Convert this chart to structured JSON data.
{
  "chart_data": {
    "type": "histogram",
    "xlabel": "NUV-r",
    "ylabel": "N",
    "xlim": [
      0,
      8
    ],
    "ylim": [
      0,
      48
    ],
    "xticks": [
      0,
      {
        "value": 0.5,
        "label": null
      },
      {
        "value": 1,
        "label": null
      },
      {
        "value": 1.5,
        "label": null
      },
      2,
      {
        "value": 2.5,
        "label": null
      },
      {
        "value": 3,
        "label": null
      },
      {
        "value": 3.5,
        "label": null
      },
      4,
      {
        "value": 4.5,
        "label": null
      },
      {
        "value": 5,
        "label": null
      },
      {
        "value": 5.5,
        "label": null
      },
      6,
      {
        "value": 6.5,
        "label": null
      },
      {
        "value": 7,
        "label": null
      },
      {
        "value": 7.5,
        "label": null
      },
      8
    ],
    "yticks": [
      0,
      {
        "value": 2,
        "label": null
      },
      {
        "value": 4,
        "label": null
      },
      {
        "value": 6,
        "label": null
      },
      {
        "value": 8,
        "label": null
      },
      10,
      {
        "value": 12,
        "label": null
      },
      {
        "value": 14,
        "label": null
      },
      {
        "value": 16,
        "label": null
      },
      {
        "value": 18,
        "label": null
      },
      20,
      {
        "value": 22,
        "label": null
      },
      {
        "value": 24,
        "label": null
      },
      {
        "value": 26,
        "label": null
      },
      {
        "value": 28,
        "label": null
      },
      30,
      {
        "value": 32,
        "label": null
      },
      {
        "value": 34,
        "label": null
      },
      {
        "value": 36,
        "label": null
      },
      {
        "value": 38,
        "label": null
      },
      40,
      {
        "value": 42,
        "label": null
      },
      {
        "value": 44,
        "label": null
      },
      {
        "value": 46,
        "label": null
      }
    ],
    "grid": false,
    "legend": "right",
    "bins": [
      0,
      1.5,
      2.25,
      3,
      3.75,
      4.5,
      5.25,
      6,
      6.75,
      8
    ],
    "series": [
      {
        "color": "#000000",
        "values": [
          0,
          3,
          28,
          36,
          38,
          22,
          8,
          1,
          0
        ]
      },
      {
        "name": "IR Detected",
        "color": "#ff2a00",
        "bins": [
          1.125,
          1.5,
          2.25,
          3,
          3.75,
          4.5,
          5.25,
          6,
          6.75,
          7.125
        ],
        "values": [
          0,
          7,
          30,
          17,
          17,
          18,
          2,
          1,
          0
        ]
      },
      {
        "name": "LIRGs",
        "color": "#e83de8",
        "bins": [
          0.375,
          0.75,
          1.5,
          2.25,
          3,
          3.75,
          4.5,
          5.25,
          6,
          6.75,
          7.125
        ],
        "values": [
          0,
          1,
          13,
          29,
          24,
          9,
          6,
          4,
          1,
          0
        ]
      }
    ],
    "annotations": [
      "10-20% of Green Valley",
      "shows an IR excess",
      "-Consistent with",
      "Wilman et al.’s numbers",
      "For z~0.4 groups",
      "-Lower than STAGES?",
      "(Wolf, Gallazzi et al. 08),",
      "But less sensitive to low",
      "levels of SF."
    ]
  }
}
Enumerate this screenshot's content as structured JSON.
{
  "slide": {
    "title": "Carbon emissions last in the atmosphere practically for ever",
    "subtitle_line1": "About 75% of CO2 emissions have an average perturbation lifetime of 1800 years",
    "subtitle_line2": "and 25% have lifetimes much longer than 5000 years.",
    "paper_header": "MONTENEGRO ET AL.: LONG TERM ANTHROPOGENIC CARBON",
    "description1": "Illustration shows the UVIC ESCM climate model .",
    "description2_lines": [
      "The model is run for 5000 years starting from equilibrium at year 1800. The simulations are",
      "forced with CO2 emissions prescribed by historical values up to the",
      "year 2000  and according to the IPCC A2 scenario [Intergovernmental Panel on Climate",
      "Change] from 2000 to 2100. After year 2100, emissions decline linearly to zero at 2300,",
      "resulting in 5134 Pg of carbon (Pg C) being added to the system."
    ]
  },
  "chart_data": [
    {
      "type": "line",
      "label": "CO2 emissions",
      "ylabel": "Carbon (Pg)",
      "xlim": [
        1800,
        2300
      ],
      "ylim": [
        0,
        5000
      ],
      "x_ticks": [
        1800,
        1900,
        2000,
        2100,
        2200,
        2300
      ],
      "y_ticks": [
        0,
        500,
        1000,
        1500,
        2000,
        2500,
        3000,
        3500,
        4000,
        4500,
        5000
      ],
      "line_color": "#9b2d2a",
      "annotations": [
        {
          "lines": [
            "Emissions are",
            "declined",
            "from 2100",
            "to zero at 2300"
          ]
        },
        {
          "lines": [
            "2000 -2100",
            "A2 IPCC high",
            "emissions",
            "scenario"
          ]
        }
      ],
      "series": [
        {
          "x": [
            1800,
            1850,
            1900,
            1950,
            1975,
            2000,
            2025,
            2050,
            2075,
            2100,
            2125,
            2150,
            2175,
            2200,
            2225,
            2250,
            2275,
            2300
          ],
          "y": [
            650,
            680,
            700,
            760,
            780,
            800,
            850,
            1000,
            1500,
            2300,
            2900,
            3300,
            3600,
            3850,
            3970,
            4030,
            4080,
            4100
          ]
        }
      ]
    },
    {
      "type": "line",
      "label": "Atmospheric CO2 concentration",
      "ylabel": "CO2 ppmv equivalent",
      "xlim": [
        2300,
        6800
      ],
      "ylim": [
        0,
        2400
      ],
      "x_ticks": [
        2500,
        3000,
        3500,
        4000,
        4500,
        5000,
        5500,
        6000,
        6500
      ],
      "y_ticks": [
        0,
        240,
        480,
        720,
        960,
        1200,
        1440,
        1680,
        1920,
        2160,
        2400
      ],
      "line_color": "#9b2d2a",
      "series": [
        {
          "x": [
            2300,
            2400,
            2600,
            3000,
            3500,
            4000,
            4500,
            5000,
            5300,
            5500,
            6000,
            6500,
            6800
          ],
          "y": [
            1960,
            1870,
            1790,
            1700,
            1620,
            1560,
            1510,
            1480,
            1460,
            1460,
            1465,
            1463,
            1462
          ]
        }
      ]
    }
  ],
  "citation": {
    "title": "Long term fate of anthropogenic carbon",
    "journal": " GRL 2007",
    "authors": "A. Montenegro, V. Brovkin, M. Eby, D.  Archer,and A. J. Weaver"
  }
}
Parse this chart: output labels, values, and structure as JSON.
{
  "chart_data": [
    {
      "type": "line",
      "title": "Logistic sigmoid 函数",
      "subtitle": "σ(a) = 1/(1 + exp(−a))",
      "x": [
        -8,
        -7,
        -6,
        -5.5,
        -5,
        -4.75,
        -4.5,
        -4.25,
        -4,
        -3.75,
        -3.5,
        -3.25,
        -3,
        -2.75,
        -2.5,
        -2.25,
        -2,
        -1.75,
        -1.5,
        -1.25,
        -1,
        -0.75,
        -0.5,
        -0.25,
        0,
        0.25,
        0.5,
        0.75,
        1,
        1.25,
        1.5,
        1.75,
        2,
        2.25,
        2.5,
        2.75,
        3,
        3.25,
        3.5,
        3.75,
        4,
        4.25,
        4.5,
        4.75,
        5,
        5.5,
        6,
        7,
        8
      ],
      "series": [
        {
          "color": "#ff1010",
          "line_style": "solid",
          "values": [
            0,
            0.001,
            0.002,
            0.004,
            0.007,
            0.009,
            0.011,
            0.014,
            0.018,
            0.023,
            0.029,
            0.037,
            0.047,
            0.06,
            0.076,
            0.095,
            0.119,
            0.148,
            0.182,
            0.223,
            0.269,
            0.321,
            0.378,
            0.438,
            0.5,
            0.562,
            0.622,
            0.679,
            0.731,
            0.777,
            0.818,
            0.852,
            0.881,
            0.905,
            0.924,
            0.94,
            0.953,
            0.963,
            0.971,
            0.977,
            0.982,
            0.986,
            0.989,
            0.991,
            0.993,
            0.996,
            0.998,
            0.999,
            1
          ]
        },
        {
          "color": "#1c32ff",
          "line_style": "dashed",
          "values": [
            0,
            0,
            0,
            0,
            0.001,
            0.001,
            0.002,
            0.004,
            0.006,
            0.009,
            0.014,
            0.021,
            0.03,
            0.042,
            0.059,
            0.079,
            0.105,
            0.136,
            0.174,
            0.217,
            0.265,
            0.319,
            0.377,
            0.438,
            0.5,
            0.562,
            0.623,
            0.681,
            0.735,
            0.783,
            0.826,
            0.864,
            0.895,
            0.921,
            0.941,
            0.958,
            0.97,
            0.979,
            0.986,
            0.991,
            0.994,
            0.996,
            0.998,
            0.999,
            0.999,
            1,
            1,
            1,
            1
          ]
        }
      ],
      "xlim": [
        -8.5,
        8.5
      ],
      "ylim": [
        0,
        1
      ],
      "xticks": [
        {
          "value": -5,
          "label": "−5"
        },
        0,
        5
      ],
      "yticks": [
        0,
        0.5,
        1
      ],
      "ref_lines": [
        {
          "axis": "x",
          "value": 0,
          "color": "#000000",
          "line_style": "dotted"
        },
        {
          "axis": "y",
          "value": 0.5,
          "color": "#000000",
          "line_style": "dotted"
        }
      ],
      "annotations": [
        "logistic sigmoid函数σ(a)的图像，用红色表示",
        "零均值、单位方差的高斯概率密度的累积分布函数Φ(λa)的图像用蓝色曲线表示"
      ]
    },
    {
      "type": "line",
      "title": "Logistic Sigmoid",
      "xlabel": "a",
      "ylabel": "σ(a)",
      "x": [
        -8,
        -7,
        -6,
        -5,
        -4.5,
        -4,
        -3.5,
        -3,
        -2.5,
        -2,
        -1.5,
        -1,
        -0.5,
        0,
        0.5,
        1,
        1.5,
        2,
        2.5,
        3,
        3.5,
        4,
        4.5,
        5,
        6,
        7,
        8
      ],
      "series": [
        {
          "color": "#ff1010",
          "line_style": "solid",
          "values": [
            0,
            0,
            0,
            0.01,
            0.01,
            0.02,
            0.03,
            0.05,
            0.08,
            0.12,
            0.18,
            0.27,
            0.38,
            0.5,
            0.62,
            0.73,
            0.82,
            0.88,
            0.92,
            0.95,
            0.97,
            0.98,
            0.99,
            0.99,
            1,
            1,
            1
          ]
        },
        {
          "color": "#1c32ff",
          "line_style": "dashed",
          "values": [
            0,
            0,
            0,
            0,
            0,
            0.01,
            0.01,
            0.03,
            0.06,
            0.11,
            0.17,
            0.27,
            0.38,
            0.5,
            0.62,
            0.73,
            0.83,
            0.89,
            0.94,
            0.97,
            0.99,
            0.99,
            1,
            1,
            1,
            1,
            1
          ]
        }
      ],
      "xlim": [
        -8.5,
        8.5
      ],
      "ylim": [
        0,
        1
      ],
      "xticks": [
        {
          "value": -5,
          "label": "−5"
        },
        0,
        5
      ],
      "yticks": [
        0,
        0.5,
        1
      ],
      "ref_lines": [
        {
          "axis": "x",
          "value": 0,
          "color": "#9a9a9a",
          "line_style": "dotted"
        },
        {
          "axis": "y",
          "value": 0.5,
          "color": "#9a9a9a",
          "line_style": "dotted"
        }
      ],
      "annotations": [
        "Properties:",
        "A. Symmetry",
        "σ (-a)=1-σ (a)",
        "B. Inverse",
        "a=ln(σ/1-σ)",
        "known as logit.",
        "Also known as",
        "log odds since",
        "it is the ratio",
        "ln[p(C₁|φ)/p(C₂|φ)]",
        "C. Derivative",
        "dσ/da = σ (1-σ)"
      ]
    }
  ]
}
=-=-=
* [Exercise requirements]
Say only how many lines in the records carry the word "years".

* [Exercise output]
3